*** Records supplied ***

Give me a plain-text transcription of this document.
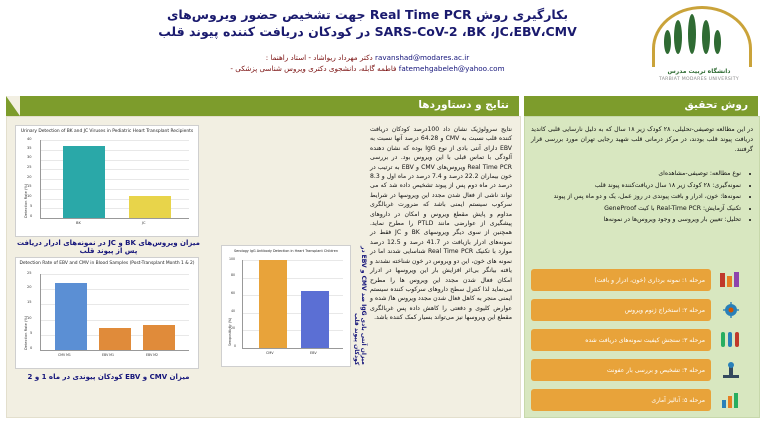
بکارگیری روش Real Time PCR جهت تشخیص حضور ویروس‌های
SARS-CoV-2 ،BK ،JC،EBV،CMV در کودکان دریافت کننده پیوند قلب
ravanshad@modares.ac.ir دکتر مهرداد ریواشاد - استاد راهنما :
fatemehgabeleh@yahoo.com فاطمه گابله، دانشجوی دکتری ویروس شناسی پزشکی -	دانشگاه تربیت مدرس
TARBIAT MODARES UNIVERSITY
نتایج و دستاوردها	روش تحقیق

نتایج سرولوژیک نشان داد 100درصد کودکان دریافت کننده قلب نسبت به CMV و 64.28 درصد آنها نسبت به EBV دارای آنتی بادی از نوع IgG بوده که نشان دهنده آلودگی با تماس قبلی با این ویروس بود. در بررسی Real Time PCR ویروس‌های CMV و EBV به ترتیب در خون بیماران 22.2 درصد و 7.4 درصد در ماه اول و 8.3 درصد در ماه دوم پس از پیوند تشخیص داده شد که می تواند ناشی از فعال شدن مجدد این ویروسها در شرایط سرکوب سیستم ایمنی باشد که ضرورت غربالگری مداوم و پایش مقطع ویروس و امکان در داروهای پیشگیری از عوارضی مانند PTLD را مطرح نماید. همچنین از سوی دیگر ویروسهای BK و JC فقط در نمونه‌های ادرار بازیافت در 41.7 درصد و 12.5 درصد موارد با تکنیک Real Time PCR شناسایی شدند اما در نمونه های خون، این دو ویروس در خون شناخته نشدند و یافته بیانگر بی‌اثر افزایش بار این ویروسها در ادرار امکان فعال شدن مجدد این ویروس ها را مطرح می‌نماید لذا کنترل سطح داروهای سرکوب کننده سیستم ایمنی منجر به کاهل فعال شدن مجدد ویروس ها/ شده و عوارض کلیوی و دفعتی را کاهش داده پس غربالگری مقطع این ویروسها نیز می‌تواند بسیار کمک کننده باشد.

Urinary Detection of BK and JC Viruses in Pediatric Heart Transplant Recipients
Detection Rate (%) 0
5
10
15
20
25
30
35
40
BK	JC
میزان ویروس‌های BK و JC در نمونه‌های ادرار دریافت پس از پیوند قلب
Detection Rate of EBV and CMV in Blood Samples (Post-Transplant Month 1 & 2)
Detection Rate (%) 0
5
10
15
20
25
CMV M1	EBV M1	EBV M2
میزان CMV و EBV کودکان پیوندی در ماه 1 و 2
Serology IgG Antibody Detection in Heart Transplant Children
Seropositivity (%) 0
20
40
60
80
100
CMV	EBV
میزان آنتی بادی IgG ضد CMV و EBV در کودکان پیوند قلب

در این مطالعه توصیفی-تحلیلی، ۲۸ کودک زیر ۱۸ سال که به دلیل نارسایی قلبی کاندید دریافت پیوند قلب بودند، در مرکز درمانی قلب شهید رجایی تهران مورد بررسی قرار گرفتند.

• نوع مطالعه: توصیفی-مشاهده‌ای
• نمونه‌گیری: ۲۸ کودک زیر ۱۸ سال دریافت‌کننده پیوند قلب
• نمونه‌ها: خون، ادرار و بافت پیوندی در روز عمل، یک و دو ماه پس از پیوند
• تکنیک آزمایش: Real-Time PCR با کیت GeneProof
• تحلیل: تعیین بار ویروسی و وجود ویروس‌ها در نمونه‌ها
مرحله ۱: نمونه برداری (خون، ادرار و بافت)
مرحله ۲: استخراج ژنوم ویروس
مرحله ۳: سنجش کیفیت نمونه‌های دریافت شده
مرحله ۴: تشخیص و بررسی بار عفونت
مرحله ۵: آنالیز آماری
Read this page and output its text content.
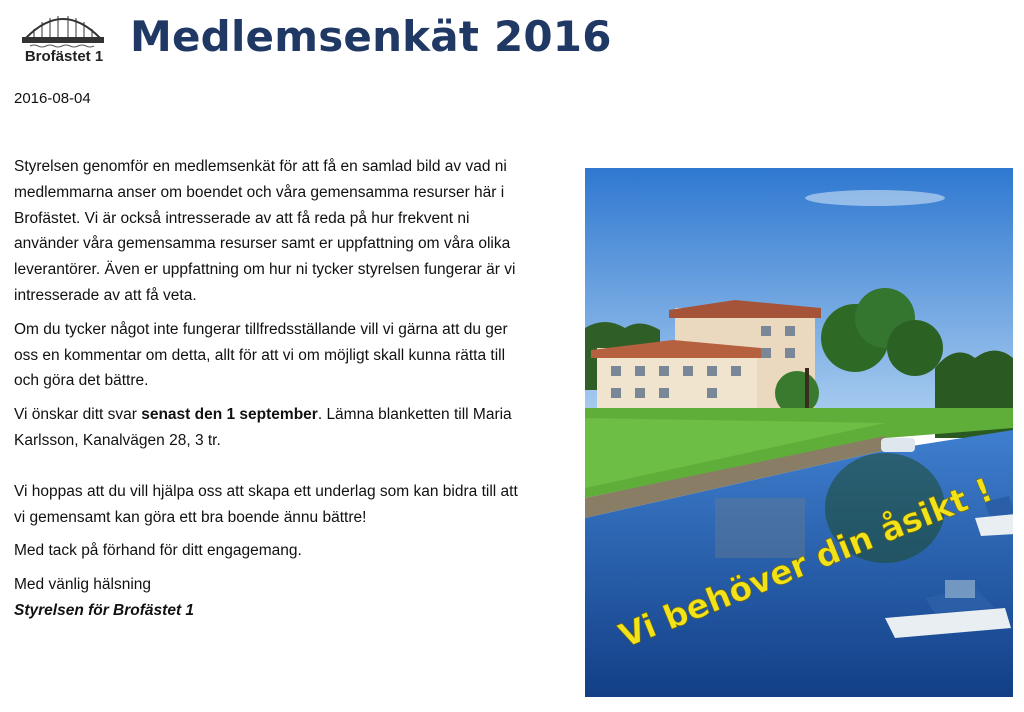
Brofästet 1 Medlemsenkät 2016
2016-08-04

Styrelsen genomför en medlemsenkät för att få en samlad bild av vad ni medlemmarna anser om boendet och våra gemensamma resurser här i Brofästet. Vi är också intresserade av att få reda på hur frekvent ni använder våra gemensamma resurser samt er uppfattning om våra olika leverantörer. Även er uppfattning om hur ni tycker styrelsen fungerar är vi intresserade av att få veta.

Om du tycker något inte fungerar tillfredsställande vill vi gärna att du ger oss en kommentar om detta, allt för att vi om möjligt skall kunna rätta till och göra det bättre.

Vi önskar ditt svar senast den 1 september. Lämna blanketten till Maria Karlsson, Kanalvägen 28, 3 tr.

Vi hoppas att du vill hjälpa oss att skapa ett underlag som kan bidra till att vi gemensamt kan göra ett bra boende ännu bättre!

Med tack på förhand för ditt engagemang.

Med vänlig hälsning

Styrelsen för Brofästet 1	Vi behöver din åsikt !
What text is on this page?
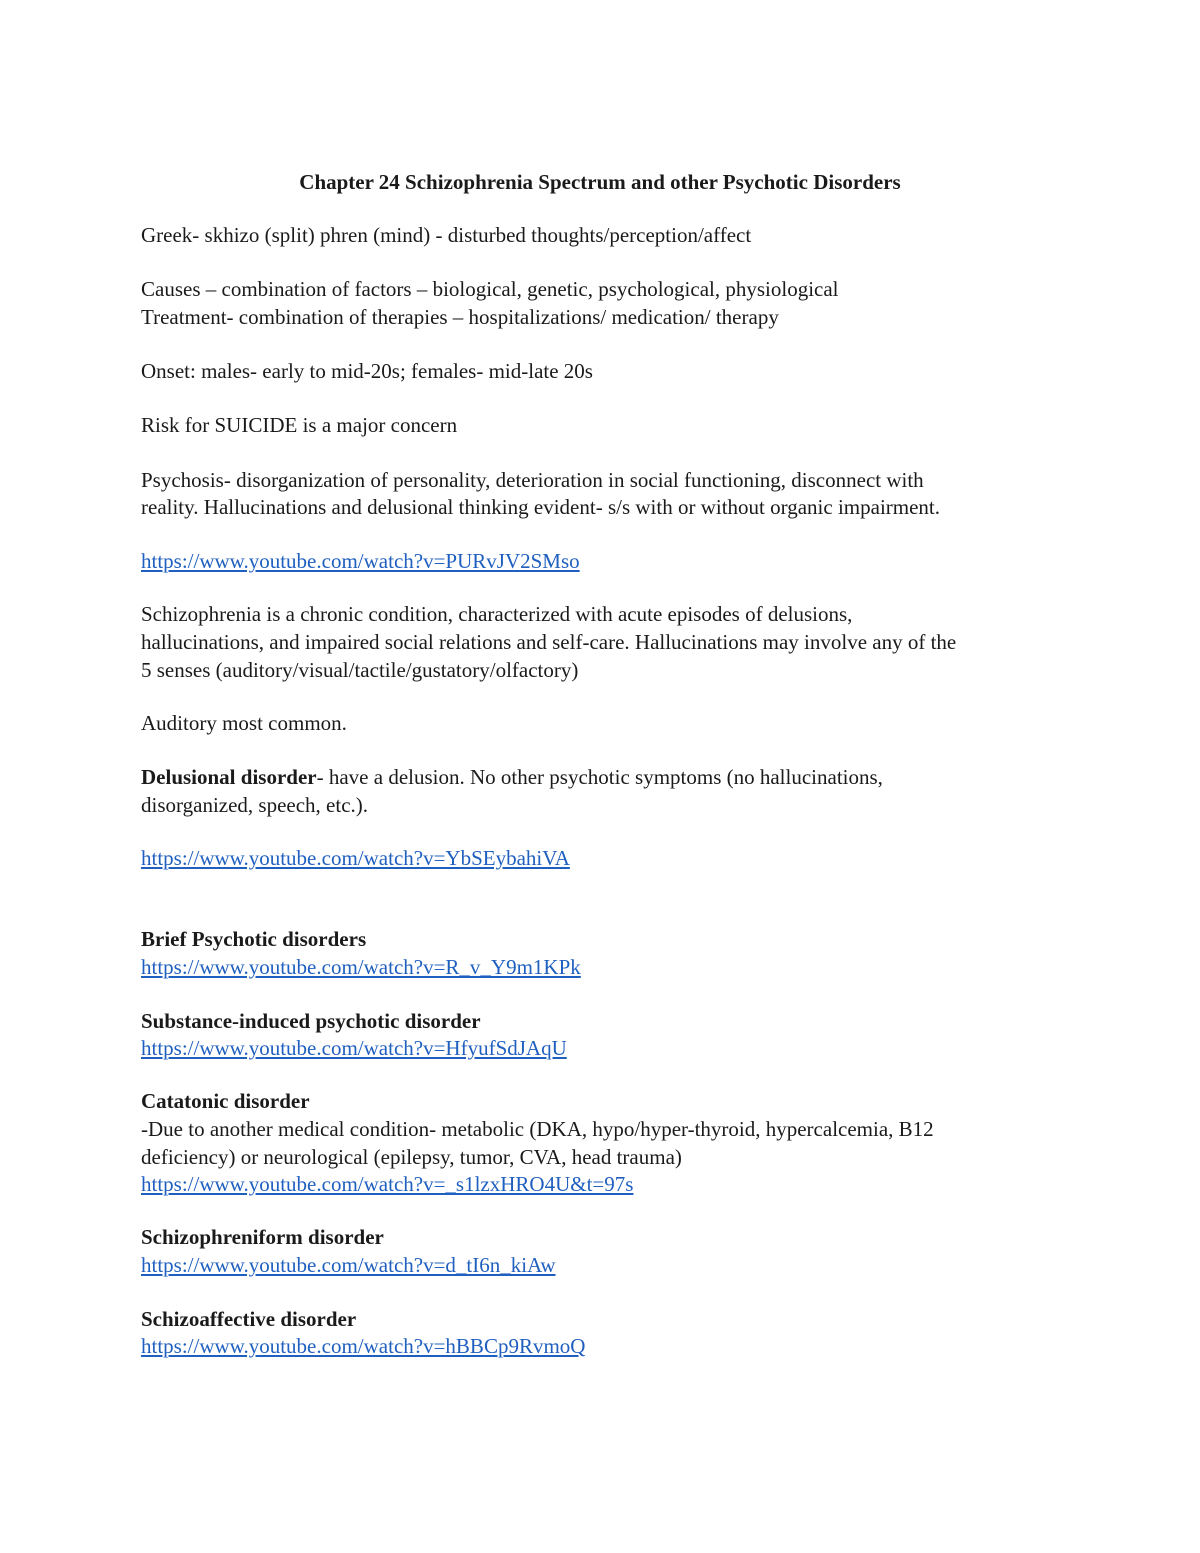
Chapter 24 Schizophrenia Spectrum and other Psychotic Disorders

Greek- skhizo (split) phren (mind) - disturbed thoughts/perception/affect

Causes – combination of factors – biological, genetic, psychological, physiological

Treatment- combination of therapies – hospitalizations/ medication/ therapy

Onset: males- early to mid-20s; females- mid-late 20s

Risk for SUICIDE is a major concern

Psychosis- disorganization of personality, deterioration in social functioning, disconnect with

reality. Hallucinations and delusional thinking evident- s/s with or without organic impairment.

https://www.youtube.com/watch?v=PURvJV2SMso

Schizophrenia is a chronic condition, characterized with acute episodes of delusions,

hallucinations, and impaired social relations and self-care. Hallucinations may involve any of the

5 senses (auditory/visual/tactile/gustatory/olfactory)

Auditory most common.

Delusional disorder- have a delusion. No other psychotic symptoms (no hallucinations,

disorganized, speech, etc.).

https://www.youtube.com/watch?v=YbSEybahiVA

Brief Psychotic disorders

https://www.youtube.com/watch?v=R_v_Y9m1KPk

Substance-induced psychotic disorder

https://www.youtube.com/watch?v=HfyufSdJAqU

Catatonic disorder

-Due to another medical condition- metabolic (DKA, hypo/hyper-thyroid, hypercalcemia, B12

deficiency) or neurological (epilepsy, tumor, CVA, head trauma)

https://www.youtube.com/watch?v=_s1lzxHRO4U&t=97s

Schizophreniform disorder

https://www.youtube.com/watch?v=d_tI6n_kiAw

Schizoaffective disorder

https://www.youtube.com/watch?v=hBBCp9RvmoQ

*** End of Records supplied ***

What is being asked: Your copy of the records above should be exact and contain no pictures.

Answer for this exercise:
Give me a plain-text transcription of this document.
بکارگیری روش Real Time PCR جهت تشخیص حضور ویروس‌های
SARS-CoV-2 ،BK ،JC،EBV،CMV در کودکان دریافت کننده پیوند قلب
ravanshad@modares.ac.ir دکتر مهرداد ریواشاد - استاد راهنما :
fatemehgabeleh@yahoo.com فاطمه گابله، دانشجوی دکتری ویروس شناسی پزشکی -	دانشگاه تربیت مدرس
TARBIAT MODARES UNIVERSITY
نتایج و دستاوردها	روش تحقیق

نتایج سرولوژیک نشان داد 100درصد کودکان دریافت کننده قلب نسبت به CMV و 64.28 درصد آنها نسبت به EBV دارای آنتی بادی از نوع IgG بوده که نشان دهنده آلودگی با تماس قبلی با این ویروس بود. در بررسی Real Time PCR ویروس‌های CMV و EBV به ترتیب در خون بیماران 22.2 درصد و 7.4 درصد در ماه اول و 8.3 درصد در ماه دوم پس از پیوند تشخیص داده شد که می تواند ناشی از فعال شدن مجدد این ویروسها در شرایط سرکوب سیستم ایمنی باشد که ضرورت غربالگری مداوم و پایش مقطع ویروس و امکان در داروهای پیشگیری از عوارضی مانند PTLD را مطرح نماید. همچنین از سوی دیگر ویروسهای BK و JC فقط در نمونه‌های ادرار بازیافت در 41.7 درصد و 12.5 درصد موارد با تکنیک Real Time PCR شناسایی شدند اما در نمونه های خون، این دو ویروس در خون شناخته نشدند و یافته بیانگر بی‌اثر افزایش بار این ویروسها در ادرار امکان فعال شدن مجدد این ویروس ها را مطرح می‌نماید لذا کنترل سطح داروهای سرکوب کننده سیستم ایمنی منجر به کاهل فعال شدن مجدد ویروس ها/ شده و عوارض کلیوی و دفعتی را کاهش داده پس غربالگری مقطع این ویروسها نیز می‌تواند بسیار کمک کننده باشد.

Urinary Detection of BK and JC Viruses in Pediatric Heart Transplant Recipients
Detection Rate (%) 0
5
10
15
20
25
30
35
40
BK	JC
میزان ویروس‌های BK و JC در نمونه‌های ادرار دریافت پس از پیوند قلب
Detection Rate of EBV and CMV in Blood Samples (Post-Transplant Month 1 & 2)
Detection Rate (%) 0
5
10
15
20
25
CMV M1	EBV M1	EBV M2
میزان CMV و EBV کودکان پیوندی در ماه 1 و 2
Serology IgG Antibody Detection in Heart Transplant Children
Seropositivity (%) 0
20
40
60
80
100
CMV	EBV
میزان آنتی بادی IgG ضد CMV و EBV در کودکان پیوند قلب

در این مطالعه توصیفی-تحلیلی، ۲۸ کودک زیر ۱۸ سال که به دلیل نارسایی قلبی کاندید دریافت پیوند قلب بودند، در مرکز درمانی قلب شهید رجایی تهران مورد بررسی قرار گرفتند.

• نوع مطالعه: توصیفی-مشاهده‌ای
• نمونه‌گیری: ۲۸ کودک زیر ۱۸ سال دریافت‌کننده پیوند قلب
• نمونه‌ها: خون، ادرار و بافت پیوندی در روز عمل، یک و دو ماه پس از پیوند
• تکنیک آزمایش: Real-Time PCR با کیت GeneProof
• تحلیل: تعیین بار ویروسی و وجود ویروس‌ها در نمونه‌ها
مرحله ۱: نمونه برداری (خون، ادرار و بافت)
مرحله ۲: استخراج ژنوم ویروس
مرحله ۳: سنجش کیفیت نمونه‌های دریافت شده
مرحله ۴: تشخیص و بررسی بار عفونت
مرحله ۵: آنالیز آماری
Read this page and output its text content.
Brofästet 1 Medlemsenkät 2016
2016-08-04

Styrelsen genomför en medlemsenkät för att få en samlad bild av vad ni medlemmarna anser om boendet och våra gemensamma resurser här i Brofästet. Vi är också intresserade av att få reda på hur frekvent ni använder våra gemensamma resurser samt er uppfattning om våra olika leverantörer. Även er uppfattning om hur ni tycker styrelsen fungerar är vi intresserade av att få veta.

Om du tycker något inte fungerar tillfredsställande vill vi gärna att du ger oss en kommentar om detta, allt för att vi om möjligt skall kunna rätta till och göra det bättre.

Vi önskar ditt svar senast den 1 september. Lämna blanketten till Maria Karlsson, Kanalvägen 28, 3 tr.

Vi hoppas att du vill hjälpa oss att skapa ett underlag som kan bidra till att vi gemensamt kan göra ett bra boende ännu bättre!

Med tack på förhand för ditt engagemang.

Med vänlig hälsning

Styrelsen för Brofästet 1	Vi behöver din åsikt !
What text is on this page?
Chapter 24 Schizophrenia Spectrum and other Psychotic Disorders

Greek- skhizo (split) phren (mind) - disturbed thoughts/perception/affect

Causes – combination of factors – biological, genetic, psychological, physiological

Treatment- combination of therapies – hospitalizations/ medication/ therapy

Onset: males- early to mid-20s; females- mid-late 20s

Risk for SUICIDE is a major concern

Psychosis- disorganization of personality, deterioration in social functioning, disconnect with

reality. Hallucinations and delusional thinking evident- s/s with or without organic impairment.

https://www.youtube.com/watch?v=PURvJV2SMso

Schizophrenia is a chronic condition, characterized with acute episodes of delusions,

hallucinations, and impaired social relations and self-care. Hallucinations may involve any of the

5 senses (auditory/visual/tactile/gustatory/olfactory)

Auditory most common.

Delusional disorder- have a delusion. No other psychotic symptoms (no hallucinations,

disorganized, speech, etc.).

https://www.youtube.com/watch?v=YbSEybahiVA

Brief Psychotic disorders

https://www.youtube.com/watch?v=R_v_Y9m1KPk

Substance-induced psychotic disorder

https://www.youtube.com/watch?v=HfyufSdJAqU

Catatonic disorder

-Due to another medical condition- metabolic (DKA, hypo/hyper-thyroid, hypercalcemia, B12

deficiency) or neurological (epilepsy, tumor, CVA, head trauma)

https://www.youtube.com/watch?v=_s1lzxHRO4U&t=97s

Schizophreniform disorder

https://www.youtube.com/watch?v=d_tI6n_kiAw

Schizoaffective disorder

https://www.youtube.com/watch?v=hBBCp9RvmoQ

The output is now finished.